■ **Written instruction**: Reproduce the material in full, unchanged.

■ **Input for this task**:
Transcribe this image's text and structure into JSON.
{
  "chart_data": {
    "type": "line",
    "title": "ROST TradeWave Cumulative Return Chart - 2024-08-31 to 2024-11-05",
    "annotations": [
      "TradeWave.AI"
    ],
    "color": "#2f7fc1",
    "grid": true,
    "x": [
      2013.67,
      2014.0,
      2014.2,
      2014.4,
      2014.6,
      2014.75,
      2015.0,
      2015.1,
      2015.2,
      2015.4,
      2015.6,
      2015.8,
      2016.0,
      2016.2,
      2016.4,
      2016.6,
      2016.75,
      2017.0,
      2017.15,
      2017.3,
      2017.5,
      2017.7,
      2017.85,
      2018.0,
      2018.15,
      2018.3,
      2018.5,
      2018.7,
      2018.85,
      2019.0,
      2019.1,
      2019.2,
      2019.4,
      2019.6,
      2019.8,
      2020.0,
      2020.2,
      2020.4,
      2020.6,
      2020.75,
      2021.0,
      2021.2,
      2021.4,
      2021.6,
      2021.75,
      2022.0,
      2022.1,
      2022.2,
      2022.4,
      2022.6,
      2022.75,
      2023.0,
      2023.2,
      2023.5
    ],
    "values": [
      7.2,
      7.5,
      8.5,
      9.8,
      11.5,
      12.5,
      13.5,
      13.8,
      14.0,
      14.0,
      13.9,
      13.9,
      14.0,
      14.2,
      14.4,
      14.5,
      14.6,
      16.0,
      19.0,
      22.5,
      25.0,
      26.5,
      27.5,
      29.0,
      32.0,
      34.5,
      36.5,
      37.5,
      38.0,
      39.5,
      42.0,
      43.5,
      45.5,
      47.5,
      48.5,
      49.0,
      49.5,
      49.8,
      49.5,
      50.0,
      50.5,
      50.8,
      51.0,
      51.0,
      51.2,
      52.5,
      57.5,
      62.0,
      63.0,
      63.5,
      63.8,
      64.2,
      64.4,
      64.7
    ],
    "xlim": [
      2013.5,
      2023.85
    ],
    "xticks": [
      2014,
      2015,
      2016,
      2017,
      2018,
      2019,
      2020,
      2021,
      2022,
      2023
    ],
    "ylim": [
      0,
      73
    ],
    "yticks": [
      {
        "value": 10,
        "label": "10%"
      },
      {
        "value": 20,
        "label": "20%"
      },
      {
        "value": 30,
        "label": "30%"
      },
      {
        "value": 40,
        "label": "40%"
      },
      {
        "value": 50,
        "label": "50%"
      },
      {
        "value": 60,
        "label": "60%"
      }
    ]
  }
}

■ **Reply**:
Transcribe this image's text and structure into JSON.
{
  "chart_data": {
    "type": "line",
    "title": "ROST TradeWave Cumulative Return Chart - 2024-08-31 to 2024-11-05",
    "annotations": [
      "TradeWave.AI"
    ],
    "color": "#2f7fc1",
    "grid": true,
    "x": [
      2013.67,
      2014.0,
      2014.2,
      2014.4,
      2014.6,
      2014.75,
      2015.0,
      2015.1,
      2015.2,
      2015.4,
      2015.6,
      2015.8,
      2016.0,
      2016.2,
      2016.4,
      2016.6,
      2016.75,
      2017.0,
      2017.15,
      2017.3,
      2017.5,
      2017.7,
      2017.85,
      2018.0,
      2018.15,
      2018.3,
      2018.5,
      2018.7,
      2018.85,
      2019.0,
      2019.1,
      2019.2,
      2019.4,
      2019.6,
      2019.8,
      2020.0,
      2020.2,
      2020.4,
      2020.6,
      2020.75,
      2021.0,
      2021.2,
      2021.4,
      2021.6,
      2021.75,
      2022.0,
      2022.1,
      2022.2,
      2022.4,
      2022.6,
      2022.75,
      2023.0,
      2023.2,
      2023.5
    ],
    "values": [
      7.2,
      7.5,
      8.5,
      9.8,
      11.5,
      12.5,
      13.5,
      13.8,
      14.0,
      14.0,
      13.9,
      13.9,
      14.0,
      14.2,
      14.4,
      14.5,
      14.6,
      16.0,
      19.0,
      22.5,
      25.0,
      26.5,
      27.5,
      29.0,
      32.0,
      34.5,
      36.5,
      37.5,
      38.0,
      39.5,
      42.0,
      43.5,
      45.5,
      47.5,
      48.5,
      49.0,
      49.5,
      49.8,
      49.5,
      50.0,
      50.5,
      50.8,
      51.0,
      51.0,
      51.2,
      52.5,
      57.5,
      62.0,
      63.0,
      63.5,
      63.8,
      64.2,
      64.4,
      64.7
    ],
    "xlim": [
      2013.5,
      2023.85
    ],
    "xticks": [
      2014,
      2015,
      2016,
      2017,
      2018,
      2019,
      2020,
      2021,
      2022,
      2023
    ],
    "ylim": [
      0,
      73
    ],
    "yticks": [
      {
        "value": 10,
        "label": "10%"
      },
      {
        "value": 20,
        "label": "20%"
      },
      {
        "value": 30,
        "label": "30%"
      },
      {
        "value": 40,
        "label": "40%"
      },
      {
        "value": 50,
        "label": "50%"
      },
      {
        "value": 60,
        "label": "60%"
      }
    ]
  }
}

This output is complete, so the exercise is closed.